*Data provided:*
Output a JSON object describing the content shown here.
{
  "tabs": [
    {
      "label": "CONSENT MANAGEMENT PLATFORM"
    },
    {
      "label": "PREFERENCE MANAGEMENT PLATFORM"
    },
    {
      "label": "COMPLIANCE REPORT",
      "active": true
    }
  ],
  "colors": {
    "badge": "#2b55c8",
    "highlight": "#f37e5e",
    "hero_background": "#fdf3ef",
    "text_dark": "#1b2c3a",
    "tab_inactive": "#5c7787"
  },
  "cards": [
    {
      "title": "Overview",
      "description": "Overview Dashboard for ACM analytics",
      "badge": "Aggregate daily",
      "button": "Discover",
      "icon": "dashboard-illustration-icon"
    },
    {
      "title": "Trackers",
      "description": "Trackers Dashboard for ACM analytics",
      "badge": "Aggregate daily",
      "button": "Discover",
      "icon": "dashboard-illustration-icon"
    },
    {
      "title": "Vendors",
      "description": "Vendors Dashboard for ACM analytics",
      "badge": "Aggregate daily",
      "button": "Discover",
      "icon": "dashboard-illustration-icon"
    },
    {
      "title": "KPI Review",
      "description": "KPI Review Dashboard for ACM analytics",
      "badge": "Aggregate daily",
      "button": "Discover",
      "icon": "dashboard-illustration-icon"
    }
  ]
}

*What to produce:*
Provide only the count of lines in the material above that hold the word "Trackers".

*The solution:*
2